[START Data shown]
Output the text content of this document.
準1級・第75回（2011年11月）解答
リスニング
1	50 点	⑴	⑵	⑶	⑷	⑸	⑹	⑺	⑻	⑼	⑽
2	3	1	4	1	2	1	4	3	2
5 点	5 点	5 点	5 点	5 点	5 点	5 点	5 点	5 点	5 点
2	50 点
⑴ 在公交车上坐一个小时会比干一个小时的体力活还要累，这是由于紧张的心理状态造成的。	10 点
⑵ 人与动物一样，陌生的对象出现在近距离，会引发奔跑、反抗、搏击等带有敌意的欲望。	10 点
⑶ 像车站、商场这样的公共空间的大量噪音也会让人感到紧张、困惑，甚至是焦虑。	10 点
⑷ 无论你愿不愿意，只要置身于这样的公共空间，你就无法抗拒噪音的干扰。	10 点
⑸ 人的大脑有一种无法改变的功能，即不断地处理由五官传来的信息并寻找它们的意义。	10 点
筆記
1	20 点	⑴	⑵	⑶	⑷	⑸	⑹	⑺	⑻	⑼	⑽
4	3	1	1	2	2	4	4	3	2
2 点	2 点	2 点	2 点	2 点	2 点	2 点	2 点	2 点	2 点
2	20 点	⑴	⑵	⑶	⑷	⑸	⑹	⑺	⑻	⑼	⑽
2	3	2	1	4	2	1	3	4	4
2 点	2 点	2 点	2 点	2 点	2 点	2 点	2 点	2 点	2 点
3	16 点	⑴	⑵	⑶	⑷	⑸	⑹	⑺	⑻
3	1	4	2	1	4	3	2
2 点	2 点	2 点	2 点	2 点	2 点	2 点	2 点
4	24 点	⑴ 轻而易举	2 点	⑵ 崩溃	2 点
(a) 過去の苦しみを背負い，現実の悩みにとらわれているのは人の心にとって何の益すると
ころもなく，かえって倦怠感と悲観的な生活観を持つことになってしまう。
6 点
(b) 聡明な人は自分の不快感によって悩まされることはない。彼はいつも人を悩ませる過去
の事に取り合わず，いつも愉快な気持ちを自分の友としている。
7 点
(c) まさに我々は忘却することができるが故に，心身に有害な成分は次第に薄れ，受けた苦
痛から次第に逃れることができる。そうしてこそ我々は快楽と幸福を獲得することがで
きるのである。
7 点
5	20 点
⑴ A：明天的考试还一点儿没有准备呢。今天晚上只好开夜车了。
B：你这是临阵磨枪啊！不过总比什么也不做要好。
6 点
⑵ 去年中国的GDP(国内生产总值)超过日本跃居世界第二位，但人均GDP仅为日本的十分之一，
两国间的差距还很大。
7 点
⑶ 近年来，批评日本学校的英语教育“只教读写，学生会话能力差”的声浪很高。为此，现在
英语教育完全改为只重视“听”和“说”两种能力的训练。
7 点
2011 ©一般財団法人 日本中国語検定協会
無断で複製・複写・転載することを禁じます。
[END Data shown]
Copy out the full material exactly as it appears.

Task answer:
Output the text content of this document.
準1級・第75回（2011年11月）解答
リスニング
1	50 点	⑴	⑵	⑶	⑷	⑸	⑹	⑺	⑻	⑼	⑽
2	3	1	4	1	2	1	4	3	2
5 点	5 点	5 点	5 点	5 点	5 点	5 点	5 点	5 点	5 点
2	50 点
⑴ 在公交车上坐一个小时会比干一个小时的体力活还要累，这是由于紧张的心理状态造成的。	10 点
⑵ 人与动物一样，陌生的对象出现在近距离，会引发奔跑、反抗、搏击等带有敌意的欲望。	10 点
⑶ 像车站、商场这样的公共空间的大量噪音也会让人感到紧张、困惑，甚至是焦虑。	10 点
⑷ 无论你愿不愿意，只要置身于这样的公共空间，你就无法抗拒噪音的干扰。	10 点
⑸ 人的大脑有一种无法改变的功能，即不断地处理由五官传来的信息并寻找它们的意义。	10 点
筆記
1	20 点	⑴	⑵	⑶	⑷	⑸	⑹	⑺	⑻	⑼	⑽
4	3	1	1	2	2	4	4	3	2
2 点	2 点	2 点	2 点	2 点	2 点	2 点	2 点	2 点	2 点
2	20 点	⑴	⑵	⑶	⑷	⑸	⑹	⑺	⑻	⑼	⑽
2	3	2	1	4	2	1	3	4	4
2 点	2 点	2 点	2 点	2 点	2 点	2 点	2 点	2 点	2 点
3	16 点	⑴	⑵	⑶	⑷	⑸	⑹	⑺	⑻
3	1	4	2	1	4	3	2
2 点	2 点	2 点	2 点	2 点	2 点	2 点	2 点
4	24 点	⑴ 轻而易举	2 点	⑵ 崩溃	2 点
(a) 過去の苦しみを背負い，現実の悩みにとらわれているのは人の心にとって何の益すると
ころもなく，かえって倦怠感と悲観的な生活観を持つことになってしまう。
6 点
(b) 聡明な人は自分の不快感によって悩まされることはない。彼はいつも人を悩ませる過去
の事に取り合わず，いつも愉快な気持ちを自分の友としている。
7 点
(c) まさに我々は忘却することができるが故に，心身に有害な成分は次第に薄れ，受けた苦
痛から次第に逃れることができる。そうしてこそ我々は快楽と幸福を獲得することがで
きるのである。
7 点
5	20 点
⑴ A：明天的考试还一点儿没有准备呢。今天晚上只好开夜车了。
B：你这是临阵磨枪啊！不过总比什么也不做要好。
6 点
⑵ 去年中国的GDP(国内生产总值)超过日本跃居世界第二位，但人均GDP仅为日本的十分之一，
两国间的差距还很大。
7 点
⑶ 近年来，批评日本学校的英语教育“只教读写，学生会话能力差”的声浪很高。为此，现在
英语教育完全改为只重视“听”和“说”两种能力的训练。
7 点
2011 ©一般財団法人 日本中国語検定協会
無断で複製・複写・転載することを禁じます。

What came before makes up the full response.